TASK DESCRIPTION » Copy out the complete listing, word for word.

DATA TO USE »
--- --- ---
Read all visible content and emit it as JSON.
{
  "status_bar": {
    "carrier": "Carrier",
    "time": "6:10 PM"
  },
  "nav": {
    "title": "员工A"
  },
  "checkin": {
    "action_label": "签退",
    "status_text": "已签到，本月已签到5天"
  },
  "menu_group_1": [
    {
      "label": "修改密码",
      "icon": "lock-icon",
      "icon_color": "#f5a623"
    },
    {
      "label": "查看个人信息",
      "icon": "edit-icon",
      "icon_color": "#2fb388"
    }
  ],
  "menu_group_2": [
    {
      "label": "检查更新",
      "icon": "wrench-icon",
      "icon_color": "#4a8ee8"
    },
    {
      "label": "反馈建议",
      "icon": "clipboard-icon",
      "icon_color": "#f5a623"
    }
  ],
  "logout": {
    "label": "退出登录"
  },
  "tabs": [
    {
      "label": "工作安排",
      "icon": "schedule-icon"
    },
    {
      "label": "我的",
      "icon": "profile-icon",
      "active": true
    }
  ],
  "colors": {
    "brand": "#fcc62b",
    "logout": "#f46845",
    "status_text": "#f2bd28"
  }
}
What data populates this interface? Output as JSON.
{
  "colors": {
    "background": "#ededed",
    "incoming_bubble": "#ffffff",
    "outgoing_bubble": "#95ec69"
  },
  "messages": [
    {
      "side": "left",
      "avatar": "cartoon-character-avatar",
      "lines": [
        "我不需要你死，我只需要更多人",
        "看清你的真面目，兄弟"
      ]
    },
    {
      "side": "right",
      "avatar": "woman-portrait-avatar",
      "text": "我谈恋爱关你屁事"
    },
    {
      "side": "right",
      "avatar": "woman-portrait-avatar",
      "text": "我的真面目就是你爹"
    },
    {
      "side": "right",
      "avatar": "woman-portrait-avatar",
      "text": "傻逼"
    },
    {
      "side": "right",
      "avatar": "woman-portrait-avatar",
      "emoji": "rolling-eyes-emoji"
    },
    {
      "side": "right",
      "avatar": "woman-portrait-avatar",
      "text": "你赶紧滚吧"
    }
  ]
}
--- --- ---
EXPECTED OUTPUT »
Read all visible content and emit it as JSON.
{
  "status_bar": {
    "carrier": "Carrier",
    "time": "6:10 PM"
  },
  "nav": {
    "title": "员工A"
  },
  "checkin": {
    "action_label": "签退",
    "status_text": "已签到，本月已签到5天"
  },
  "menu_group_1": [
    {
      "label": "修改密码",
      "icon": "lock-icon",
      "icon_color": "#f5a623"
    },
    {
      "label": "查看个人信息",
      "icon": "edit-icon",
      "icon_color": "#2fb388"
    }
  ],
  "menu_group_2": [
    {
      "label": "检查更新",
      "icon": "wrench-icon",
      "icon_color": "#4a8ee8"
    },
    {
      "label": "反馈建议",
      "icon": "clipboard-icon",
      "icon_color": "#f5a623"
    }
  ],
  "logout": {
    "label": "退出登录"
  },
  "tabs": [
    {
      "label": "工作安排",
      "icon": "schedule-icon"
    },
    {
      "label": "我的",
      "icon": "profile-icon",
      "active": true
    }
  ],
  "colors": {
    "brand": "#fcc62b",
    "logout": "#f46845",
    "status_text": "#f2bd28"
  }
}
What data populates this interface? Output as JSON.
{
  "colors": {
    "background": "#ededed",
    "incoming_bubble": "#ffffff",
    "outgoing_bubble": "#95ec69"
  },
  "messages": [
    {
      "side": "left",
      "avatar": "cartoon-character-avatar",
      "lines": [
        "我不需要你死，我只需要更多人",
        "看清你的真面目，兄弟"
      ]
    },
    {
      "side": "right",
      "avatar": "woman-portrait-avatar",
      "text": "我谈恋爱关你屁事"
    },
    {
      "side": "right",
      "avatar": "woman-portrait-avatar",
      "text": "我的真面目就是你爹"
    },
    {
      "side": "right",
      "avatar": "woman-portrait-avatar",
      "text": "傻逼"
    },
    {
      "side": "right",
      "avatar": "woman-portrait-avatar",
      "emoji": "rolling-eyes-emoji"
    },
    {
      "side": "right",
      "avatar": "woman-portrait-avatar",
      "text": "你赶紧滚吧"
    }
  ]
}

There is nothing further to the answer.